[Records about charts and figures]
......

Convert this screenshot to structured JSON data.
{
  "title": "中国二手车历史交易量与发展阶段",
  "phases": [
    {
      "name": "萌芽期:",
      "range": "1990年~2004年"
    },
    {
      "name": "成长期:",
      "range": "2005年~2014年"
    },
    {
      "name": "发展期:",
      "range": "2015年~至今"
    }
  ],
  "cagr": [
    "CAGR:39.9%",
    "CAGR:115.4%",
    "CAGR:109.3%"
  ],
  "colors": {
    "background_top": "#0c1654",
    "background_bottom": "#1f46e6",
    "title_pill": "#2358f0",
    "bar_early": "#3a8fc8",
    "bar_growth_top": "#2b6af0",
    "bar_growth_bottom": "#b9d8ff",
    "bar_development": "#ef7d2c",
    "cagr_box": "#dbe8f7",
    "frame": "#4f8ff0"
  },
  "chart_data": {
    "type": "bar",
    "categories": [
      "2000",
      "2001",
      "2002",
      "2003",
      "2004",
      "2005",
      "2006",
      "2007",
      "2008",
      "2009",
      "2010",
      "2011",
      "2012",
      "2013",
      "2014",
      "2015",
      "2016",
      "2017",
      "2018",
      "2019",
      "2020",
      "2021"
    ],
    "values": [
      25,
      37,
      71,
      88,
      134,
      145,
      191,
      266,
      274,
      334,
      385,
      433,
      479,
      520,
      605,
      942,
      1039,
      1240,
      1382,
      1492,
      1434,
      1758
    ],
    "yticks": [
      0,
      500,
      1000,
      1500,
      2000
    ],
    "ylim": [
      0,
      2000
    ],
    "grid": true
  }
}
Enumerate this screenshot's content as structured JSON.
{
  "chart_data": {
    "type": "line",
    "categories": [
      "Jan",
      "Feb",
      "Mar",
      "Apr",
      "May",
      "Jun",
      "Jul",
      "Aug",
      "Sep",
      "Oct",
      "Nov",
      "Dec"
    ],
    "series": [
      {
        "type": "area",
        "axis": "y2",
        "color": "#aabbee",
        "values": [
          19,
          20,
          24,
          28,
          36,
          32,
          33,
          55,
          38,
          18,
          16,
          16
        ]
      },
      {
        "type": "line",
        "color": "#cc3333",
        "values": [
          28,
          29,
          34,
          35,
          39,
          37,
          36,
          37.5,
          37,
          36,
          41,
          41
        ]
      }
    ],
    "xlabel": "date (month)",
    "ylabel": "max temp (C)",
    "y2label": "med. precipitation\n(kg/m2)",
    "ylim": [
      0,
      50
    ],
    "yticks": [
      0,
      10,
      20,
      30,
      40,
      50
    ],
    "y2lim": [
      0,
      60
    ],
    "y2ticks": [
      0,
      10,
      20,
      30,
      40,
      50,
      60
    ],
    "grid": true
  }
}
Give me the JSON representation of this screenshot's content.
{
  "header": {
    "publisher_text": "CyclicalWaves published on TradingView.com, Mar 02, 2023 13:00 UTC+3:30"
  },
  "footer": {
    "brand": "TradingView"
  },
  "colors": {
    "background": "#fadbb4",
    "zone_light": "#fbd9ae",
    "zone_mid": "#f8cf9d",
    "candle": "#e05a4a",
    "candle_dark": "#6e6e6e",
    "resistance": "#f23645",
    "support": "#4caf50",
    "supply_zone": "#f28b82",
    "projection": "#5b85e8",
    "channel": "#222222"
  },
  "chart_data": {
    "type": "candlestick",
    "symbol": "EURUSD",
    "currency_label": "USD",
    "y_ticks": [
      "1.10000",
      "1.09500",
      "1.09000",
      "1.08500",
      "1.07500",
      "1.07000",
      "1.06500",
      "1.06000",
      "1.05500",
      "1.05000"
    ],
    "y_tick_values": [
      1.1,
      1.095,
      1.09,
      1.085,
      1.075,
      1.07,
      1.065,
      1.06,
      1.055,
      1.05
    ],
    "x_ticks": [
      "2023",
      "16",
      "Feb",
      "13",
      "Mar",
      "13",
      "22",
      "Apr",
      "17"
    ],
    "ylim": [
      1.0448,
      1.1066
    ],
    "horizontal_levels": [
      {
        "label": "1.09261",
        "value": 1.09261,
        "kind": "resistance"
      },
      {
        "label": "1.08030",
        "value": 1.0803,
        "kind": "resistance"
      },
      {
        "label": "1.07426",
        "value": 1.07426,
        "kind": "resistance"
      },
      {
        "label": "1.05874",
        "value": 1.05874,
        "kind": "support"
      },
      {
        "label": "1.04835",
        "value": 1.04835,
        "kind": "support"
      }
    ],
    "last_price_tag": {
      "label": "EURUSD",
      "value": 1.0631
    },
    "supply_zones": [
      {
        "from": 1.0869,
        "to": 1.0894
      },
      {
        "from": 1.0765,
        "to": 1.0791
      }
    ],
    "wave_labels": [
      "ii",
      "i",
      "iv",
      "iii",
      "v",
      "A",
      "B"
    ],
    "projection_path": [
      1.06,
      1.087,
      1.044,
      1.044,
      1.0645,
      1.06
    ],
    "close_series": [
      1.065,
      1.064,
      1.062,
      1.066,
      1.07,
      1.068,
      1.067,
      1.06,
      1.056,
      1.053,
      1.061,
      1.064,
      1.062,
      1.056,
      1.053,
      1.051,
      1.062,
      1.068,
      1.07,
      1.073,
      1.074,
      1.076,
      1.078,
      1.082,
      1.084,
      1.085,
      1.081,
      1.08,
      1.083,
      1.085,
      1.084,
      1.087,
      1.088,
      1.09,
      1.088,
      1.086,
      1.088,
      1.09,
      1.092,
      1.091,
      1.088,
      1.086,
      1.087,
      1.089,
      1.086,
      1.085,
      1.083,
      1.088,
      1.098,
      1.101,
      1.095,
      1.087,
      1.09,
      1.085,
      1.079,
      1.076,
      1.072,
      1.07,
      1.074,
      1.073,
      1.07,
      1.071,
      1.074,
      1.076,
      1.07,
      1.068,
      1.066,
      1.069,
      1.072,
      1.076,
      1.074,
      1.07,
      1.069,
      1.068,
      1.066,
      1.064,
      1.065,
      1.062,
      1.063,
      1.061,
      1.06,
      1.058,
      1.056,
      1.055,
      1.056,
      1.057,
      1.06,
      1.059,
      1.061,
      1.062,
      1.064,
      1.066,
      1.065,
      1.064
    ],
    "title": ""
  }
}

......

# Directions for this task:
Pull out each record as written and restate it exactly.

# Complete answer:
Convert this screenshot to structured JSON data.
{
  "title": "中国二手车历史交易量与发展阶段",
  "phases": [
    {
      "name": "萌芽期:",
      "range": "1990年~2004年"
    },
    {
      "name": "成长期:",
      "range": "2005年~2014年"
    },
    {
      "name": "发展期:",
      "range": "2015年~至今"
    }
  ],
  "cagr": [
    "CAGR:39.9%",
    "CAGR:115.4%",
    "CAGR:109.3%"
  ],
  "colors": {
    "background_top": "#0c1654",
    "background_bottom": "#1f46e6",
    "title_pill": "#2358f0",
    "bar_early": "#3a8fc8",
    "bar_growth_top": "#2b6af0",
    "bar_growth_bottom": "#b9d8ff",
    "bar_development": "#ef7d2c",
    "cagr_box": "#dbe8f7",
    "frame": "#4f8ff0"
  },
  "chart_data": {
    "type": "bar",
    "categories": [
      "2000",
      "2001",
      "2002",
      "2003",
      "2004",
      "2005",
      "2006",
      "2007",
      "2008",
      "2009",
      "2010",
      "2011",
      "2012",
      "2013",
      "2014",
      "2015",
      "2016",
      "2017",
      "2018",
      "2019",
      "2020",
      "2021"
    ],
    "values": [
      25,
      37,
      71,
      88,
      134,
      145,
      191,
      266,
      274,
      334,
      385,
      433,
      479,
      520,
      605,
      942,
      1039,
      1240,
      1382,
      1492,
      1434,
      1758
    ],
    "yticks": [
      0,
      500,
      1000,
      1500,
      2000
    ],
    "ylim": [
      0,
      2000
    ],
    "grid": true
  }
}
Enumerate this screenshot's content as structured JSON.
{
  "chart_data": {
    "type": "line",
    "categories": [
      "Jan",
      "Feb",
      "Mar",
      "Apr",
      "May",
      "Jun",
      "Jul",
      "Aug",
      "Sep",
      "Oct",
      "Nov",
      "Dec"
    ],
    "series": [
      {
        "type": "area",
        "axis": "y2",
        "color": "#aabbee",
        "values": [
          19,
          20,
          24,
          28,
          36,
          32,
          33,
          55,
          38,
          18,
          16,
          16
        ]
      },
      {
        "type": "line",
        "color": "#cc3333",
        "values": [
          28,
          29,
          34,
          35,
          39,
          37,
          36,
          37.5,
          37,
          36,
          41,
          41
        ]
      }
    ],
    "xlabel": "date (month)",
    "ylabel": "max temp (C)",
    "y2label": "med. precipitation\n(kg/m2)",
    "ylim": [
      0,
      50
    ],
    "yticks": [
      0,
      10,
      20,
      30,
      40,
      50
    ],
    "y2lim": [
      0,
      60
    ],
    "y2ticks": [
      0,
      10,
      20,
      30,
      40,
      50,
      60
    ],
    "grid": true
  }
}
Give me the JSON representation of this screenshot's content.
{
  "header": {
    "publisher_text": "CyclicalWaves published on TradingView.com, Mar 02, 2023 13:00 UTC+3:30"
  },
  "footer": {
    "brand": "TradingView"
  },
  "colors": {
    "background": "#fadbb4",
    "zone_light": "#fbd9ae",
    "zone_mid": "#f8cf9d",
    "candle": "#e05a4a",
    "candle_dark": "#6e6e6e",
    "resistance": "#f23645",
    "support": "#4caf50",
    "supply_zone": "#f28b82",
    "projection": "#5b85e8",
    "channel": "#222222"
  },
  "chart_data": {
    "type": "candlestick",
    "symbol": "EURUSD",
    "currency_label": "USD",
    "y_ticks": [
      "1.10000",
      "1.09500",
      "1.09000",
      "1.08500",
      "1.07500",
      "1.07000",
      "1.06500",
      "1.06000",
      "1.05500",
      "1.05000"
    ],
    "y_tick_values": [
      1.1,
      1.095,
      1.09,
      1.085,
      1.075,
      1.07,
      1.065,
      1.06,
      1.055,
      1.05
    ],
    "x_ticks": [
      "2023",
      "16",
      "Feb",
      "13",
      "Mar",
      "13",
      "22",
      "Apr",
      "17"
    ],
    "ylim": [
      1.0448,
      1.1066
    ],
    "horizontal_levels": [
      {
        "label": "1.09261",
        "value": 1.09261,
        "kind": "resistance"
      },
      {
        "label": "1.08030",
        "value": 1.0803,
        "kind": "resistance"
      },
      {
        "label": "1.07426",
        "value": 1.07426,
        "kind": "resistance"
      },
      {
        "label": "1.05874",
        "value": 1.05874,
        "kind": "support"
      },
      {
        "label": "1.04835",
        "value": 1.04835,
        "kind": "support"
      }
    ],
    "last_price_tag": {
      "label": "EURUSD",
      "value": 1.0631
    },
    "supply_zones": [
      {
        "from": 1.0869,
        "to": 1.0894
      },
      {
        "from": 1.0765,
        "to": 1.0791
      }
    ],
    "wave_labels": [
      "ii",
      "i",
      "iv",
      "iii",
      "v",
      "A",
      "B"
    ],
    "projection_path": [
      1.06,
      1.087,
      1.044,
      1.044,
      1.0645,
      1.06
    ],
    "close_series": [
      1.065,
      1.064,
      1.062,
      1.066,
      1.07,
      1.068,
      1.067,
      1.06,
      1.056,
      1.053,
      1.061,
      1.064,
      1.062,
      1.056,
      1.053,
      1.051,
      1.062,
      1.068,
      1.07,
      1.073,
      1.074,
      1.076,
      1.078,
      1.082,
      1.084,
      1.085,
      1.081,
      1.08,
      1.083,
      1.085,
      1.084,
      1.087,
      1.088,
      1.09,
      1.088,
      1.086,
      1.088,
      1.09,
      1.092,
      1.091,
      1.088,
      1.086,
      1.087,
      1.089,
      1.086,
      1.085,
      1.083,
      1.088,
      1.098,
      1.101,
      1.095,
      1.087,
      1.09,
      1.085,
      1.079,
      1.076,
      1.072,
      1.07,
      1.074,
      1.073,
      1.07,
      1.071,
      1.074,
      1.076,
      1.07,
      1.068,
      1.066,
      1.069,
      1.072,
      1.076,
      1.074,
      1.07,
      1.069,
      1.068,
      1.066,
      1.064,
      1.065,
      1.062,
      1.063,
      1.061,
      1.06,
      1.058,
      1.056,
      1.055,
      1.056,
      1.057,
      1.06,
      1.059,
      1.061,
      1.062,
      1.064,
      1.066,
      1.065,
      1.064
    ],
    "title": ""
  }
}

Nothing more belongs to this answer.